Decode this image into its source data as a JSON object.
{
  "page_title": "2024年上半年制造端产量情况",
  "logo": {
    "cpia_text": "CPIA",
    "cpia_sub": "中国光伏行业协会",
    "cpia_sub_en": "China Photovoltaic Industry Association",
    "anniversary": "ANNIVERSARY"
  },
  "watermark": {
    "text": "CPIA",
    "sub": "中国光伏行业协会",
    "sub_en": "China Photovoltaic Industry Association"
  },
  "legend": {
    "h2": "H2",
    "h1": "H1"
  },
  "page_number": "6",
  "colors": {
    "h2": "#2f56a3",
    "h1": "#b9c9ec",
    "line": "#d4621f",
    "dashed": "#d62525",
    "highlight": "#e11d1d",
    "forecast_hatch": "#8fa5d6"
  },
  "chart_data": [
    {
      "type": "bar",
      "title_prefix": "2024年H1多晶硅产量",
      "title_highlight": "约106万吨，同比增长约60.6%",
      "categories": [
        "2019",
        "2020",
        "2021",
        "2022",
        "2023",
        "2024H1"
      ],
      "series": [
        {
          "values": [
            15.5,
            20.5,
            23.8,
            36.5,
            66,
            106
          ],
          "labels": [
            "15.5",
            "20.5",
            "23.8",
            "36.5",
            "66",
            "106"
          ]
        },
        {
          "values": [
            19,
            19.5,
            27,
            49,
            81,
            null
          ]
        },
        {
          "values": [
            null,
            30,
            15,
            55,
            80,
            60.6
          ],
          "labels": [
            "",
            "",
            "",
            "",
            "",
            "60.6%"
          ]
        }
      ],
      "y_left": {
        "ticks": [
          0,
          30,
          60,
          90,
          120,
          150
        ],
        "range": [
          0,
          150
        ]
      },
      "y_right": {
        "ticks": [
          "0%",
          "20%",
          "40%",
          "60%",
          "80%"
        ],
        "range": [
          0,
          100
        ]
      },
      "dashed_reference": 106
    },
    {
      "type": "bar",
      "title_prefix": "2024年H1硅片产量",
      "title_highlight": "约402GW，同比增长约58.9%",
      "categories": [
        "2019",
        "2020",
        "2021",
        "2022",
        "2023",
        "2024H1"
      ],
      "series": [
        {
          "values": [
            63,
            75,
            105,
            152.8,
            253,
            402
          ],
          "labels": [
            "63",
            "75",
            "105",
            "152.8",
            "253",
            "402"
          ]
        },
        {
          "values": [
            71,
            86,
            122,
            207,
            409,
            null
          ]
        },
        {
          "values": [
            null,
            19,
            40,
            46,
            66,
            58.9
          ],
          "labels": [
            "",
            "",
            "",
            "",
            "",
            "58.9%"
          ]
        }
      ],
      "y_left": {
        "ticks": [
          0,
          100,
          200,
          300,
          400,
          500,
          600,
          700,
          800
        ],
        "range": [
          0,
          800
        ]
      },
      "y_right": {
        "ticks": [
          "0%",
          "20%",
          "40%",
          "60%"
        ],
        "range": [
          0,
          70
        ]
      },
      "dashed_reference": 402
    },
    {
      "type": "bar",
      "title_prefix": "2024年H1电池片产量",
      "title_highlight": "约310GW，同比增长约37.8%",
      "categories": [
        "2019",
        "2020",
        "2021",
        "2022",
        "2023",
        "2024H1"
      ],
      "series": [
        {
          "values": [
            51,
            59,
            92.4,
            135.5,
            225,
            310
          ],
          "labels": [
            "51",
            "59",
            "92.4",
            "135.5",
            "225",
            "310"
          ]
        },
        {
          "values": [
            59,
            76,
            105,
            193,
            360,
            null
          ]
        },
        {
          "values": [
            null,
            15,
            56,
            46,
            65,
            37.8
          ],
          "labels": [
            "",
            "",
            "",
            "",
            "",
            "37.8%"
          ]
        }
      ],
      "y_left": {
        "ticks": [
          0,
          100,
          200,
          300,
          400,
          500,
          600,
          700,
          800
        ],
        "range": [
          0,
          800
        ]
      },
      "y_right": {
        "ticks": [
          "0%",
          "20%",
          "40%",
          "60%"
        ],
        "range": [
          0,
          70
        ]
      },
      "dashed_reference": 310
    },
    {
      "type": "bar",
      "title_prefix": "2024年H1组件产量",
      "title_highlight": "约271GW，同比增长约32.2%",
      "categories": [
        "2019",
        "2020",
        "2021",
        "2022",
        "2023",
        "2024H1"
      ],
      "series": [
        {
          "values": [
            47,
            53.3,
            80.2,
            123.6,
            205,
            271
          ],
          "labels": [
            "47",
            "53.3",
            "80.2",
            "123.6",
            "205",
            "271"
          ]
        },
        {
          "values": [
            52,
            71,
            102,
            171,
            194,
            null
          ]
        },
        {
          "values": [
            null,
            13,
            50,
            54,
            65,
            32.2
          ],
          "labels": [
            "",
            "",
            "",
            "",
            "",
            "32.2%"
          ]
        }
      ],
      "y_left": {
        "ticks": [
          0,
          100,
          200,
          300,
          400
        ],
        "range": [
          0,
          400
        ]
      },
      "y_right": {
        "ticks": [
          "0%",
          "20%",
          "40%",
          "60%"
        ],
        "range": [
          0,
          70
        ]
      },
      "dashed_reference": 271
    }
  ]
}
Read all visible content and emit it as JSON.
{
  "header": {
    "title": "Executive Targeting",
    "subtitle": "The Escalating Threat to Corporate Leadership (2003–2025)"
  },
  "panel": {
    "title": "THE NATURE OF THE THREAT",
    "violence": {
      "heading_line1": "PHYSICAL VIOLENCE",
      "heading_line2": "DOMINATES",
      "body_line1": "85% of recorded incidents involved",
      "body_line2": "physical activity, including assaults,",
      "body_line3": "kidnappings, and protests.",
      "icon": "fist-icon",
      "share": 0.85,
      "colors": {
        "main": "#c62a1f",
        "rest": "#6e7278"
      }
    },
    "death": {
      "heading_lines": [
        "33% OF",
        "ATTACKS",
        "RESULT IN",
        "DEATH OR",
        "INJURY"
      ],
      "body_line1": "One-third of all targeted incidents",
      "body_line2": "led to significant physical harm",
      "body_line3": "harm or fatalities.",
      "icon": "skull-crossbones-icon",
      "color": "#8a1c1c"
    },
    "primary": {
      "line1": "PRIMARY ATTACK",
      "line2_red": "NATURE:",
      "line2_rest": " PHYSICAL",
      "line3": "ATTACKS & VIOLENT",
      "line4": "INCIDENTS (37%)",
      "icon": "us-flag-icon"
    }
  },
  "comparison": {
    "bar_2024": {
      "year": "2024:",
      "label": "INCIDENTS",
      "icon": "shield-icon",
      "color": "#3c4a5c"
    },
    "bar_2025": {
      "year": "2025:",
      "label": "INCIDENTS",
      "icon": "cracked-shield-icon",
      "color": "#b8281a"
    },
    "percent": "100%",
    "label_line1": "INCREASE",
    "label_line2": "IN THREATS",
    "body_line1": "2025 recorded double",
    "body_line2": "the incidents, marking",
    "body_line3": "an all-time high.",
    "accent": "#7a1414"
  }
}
────
▸ TASK DESCRIPTION
Show the lines from the data above that contain the string "China".

▸ EXERCISE RESULT
    "cpia_sub_en": "China Photovoltaic Industry Association",
    "sub_en": "China Photovoltaic Industry Association"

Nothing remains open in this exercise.